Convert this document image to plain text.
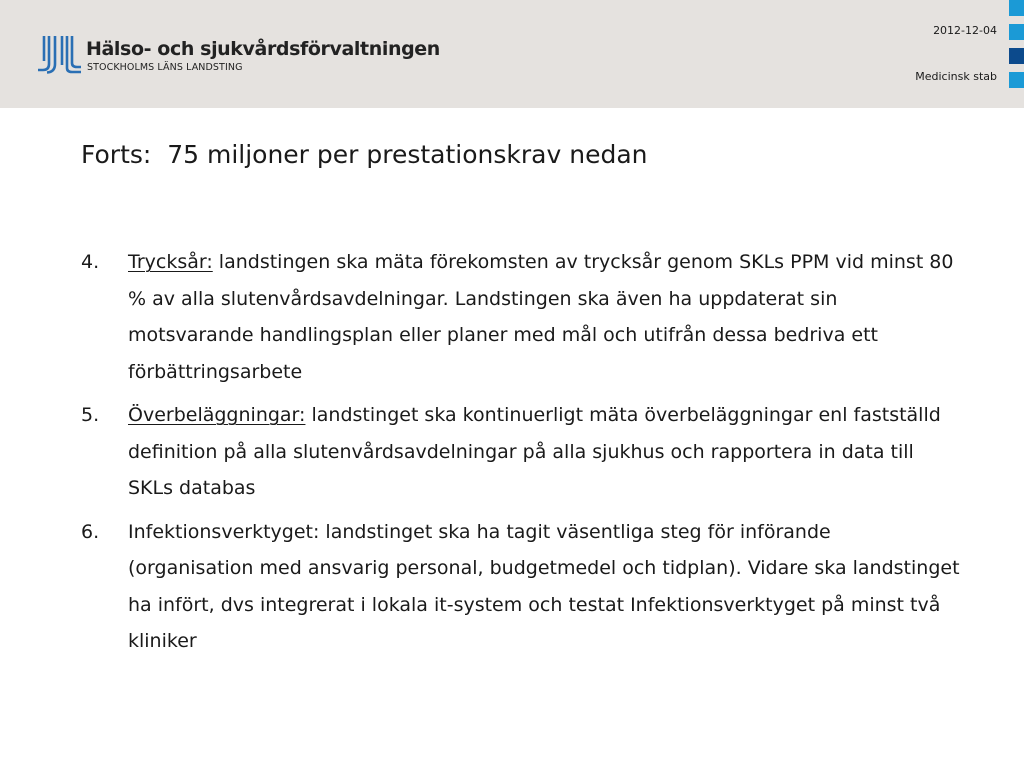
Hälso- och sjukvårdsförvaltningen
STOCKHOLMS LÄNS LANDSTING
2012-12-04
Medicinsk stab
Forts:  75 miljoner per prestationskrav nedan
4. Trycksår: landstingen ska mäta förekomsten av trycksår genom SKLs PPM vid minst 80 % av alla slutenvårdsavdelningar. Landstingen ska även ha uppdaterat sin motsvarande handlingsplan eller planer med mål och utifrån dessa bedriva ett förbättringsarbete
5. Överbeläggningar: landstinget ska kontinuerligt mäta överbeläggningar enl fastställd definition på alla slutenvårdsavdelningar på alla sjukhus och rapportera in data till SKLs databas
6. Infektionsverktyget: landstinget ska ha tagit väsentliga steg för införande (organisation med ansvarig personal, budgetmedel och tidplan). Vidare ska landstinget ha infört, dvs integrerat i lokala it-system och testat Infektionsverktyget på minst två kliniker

::::

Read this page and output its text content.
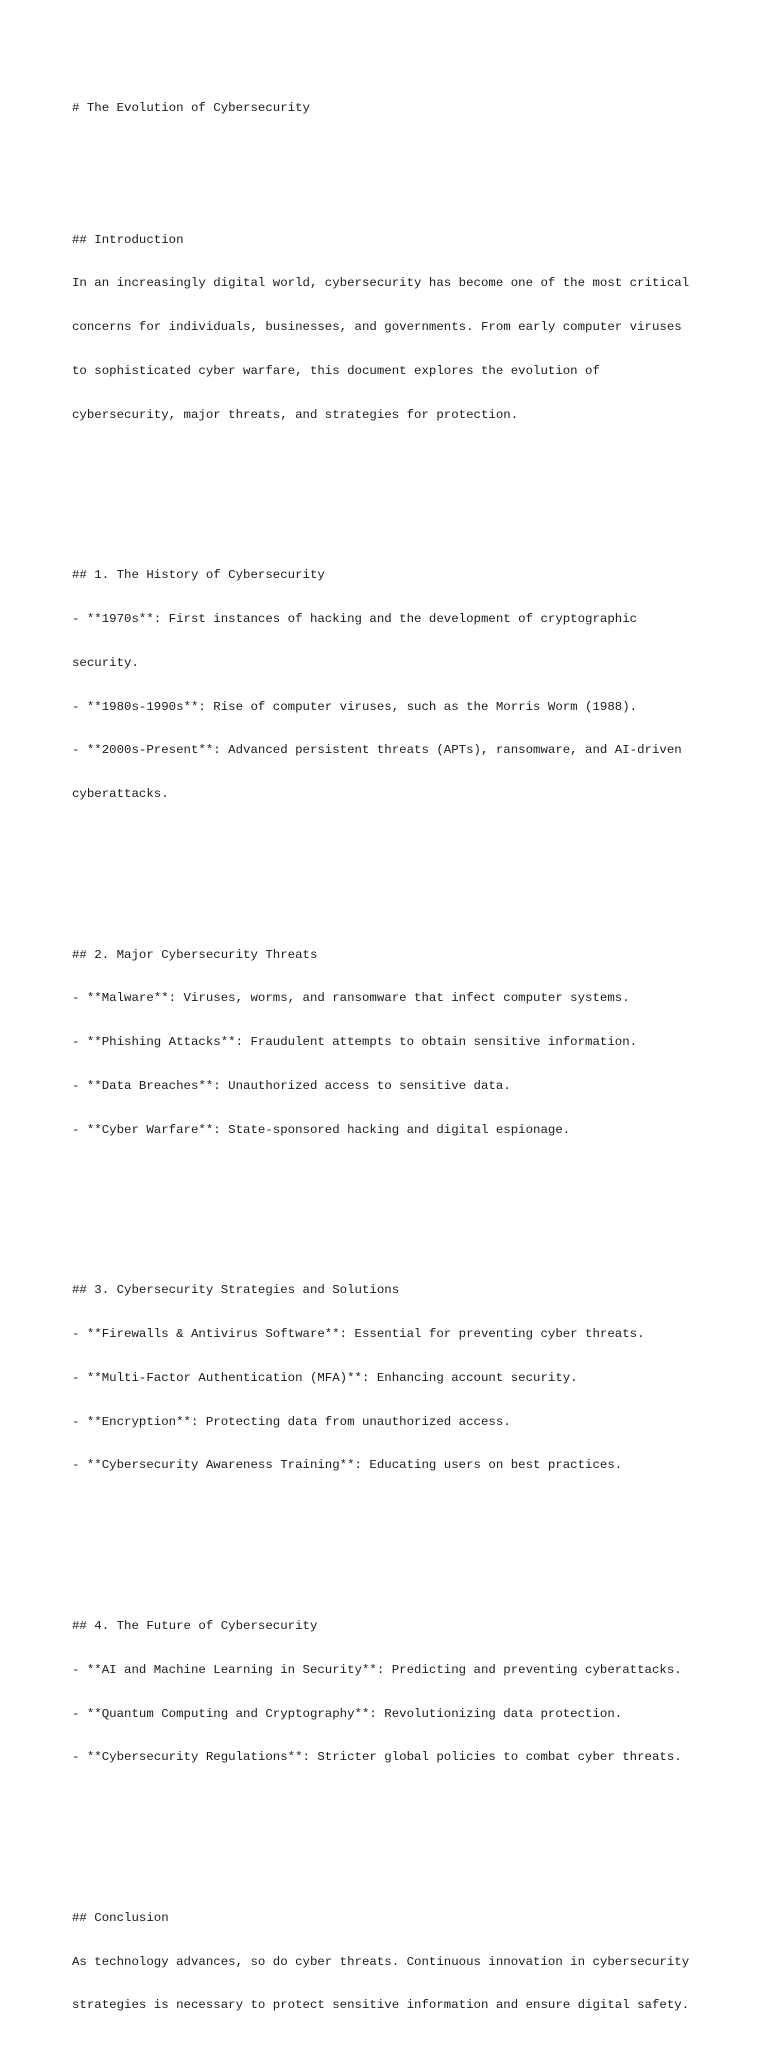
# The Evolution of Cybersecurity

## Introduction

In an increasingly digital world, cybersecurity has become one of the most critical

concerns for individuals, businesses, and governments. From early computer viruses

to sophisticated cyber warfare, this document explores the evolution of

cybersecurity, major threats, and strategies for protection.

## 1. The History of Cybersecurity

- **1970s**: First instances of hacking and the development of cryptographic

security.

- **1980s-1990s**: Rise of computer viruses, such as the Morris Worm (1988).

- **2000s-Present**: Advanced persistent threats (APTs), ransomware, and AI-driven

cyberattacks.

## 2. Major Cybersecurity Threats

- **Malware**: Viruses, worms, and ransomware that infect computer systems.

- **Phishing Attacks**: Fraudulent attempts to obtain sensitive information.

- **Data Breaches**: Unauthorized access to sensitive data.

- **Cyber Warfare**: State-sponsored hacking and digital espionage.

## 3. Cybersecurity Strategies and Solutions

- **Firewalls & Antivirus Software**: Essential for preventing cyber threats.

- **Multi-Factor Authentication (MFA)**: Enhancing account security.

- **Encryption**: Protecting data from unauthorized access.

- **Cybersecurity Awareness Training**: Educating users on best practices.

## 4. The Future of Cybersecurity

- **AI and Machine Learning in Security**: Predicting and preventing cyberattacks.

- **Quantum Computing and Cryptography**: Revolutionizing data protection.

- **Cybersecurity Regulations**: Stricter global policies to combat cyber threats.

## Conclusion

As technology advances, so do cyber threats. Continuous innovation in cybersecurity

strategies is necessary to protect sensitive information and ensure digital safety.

::::

## Try it:
Search the records for the string "digital" and report each line that has it.

## Response area:
In an increasingly digital world, cybersecurity has become one of the most critical
- **Cyber Warfare**: State-sponsored hacking and digital espionage.
strategies is necessary to protect sensitive information and ensure digital safety.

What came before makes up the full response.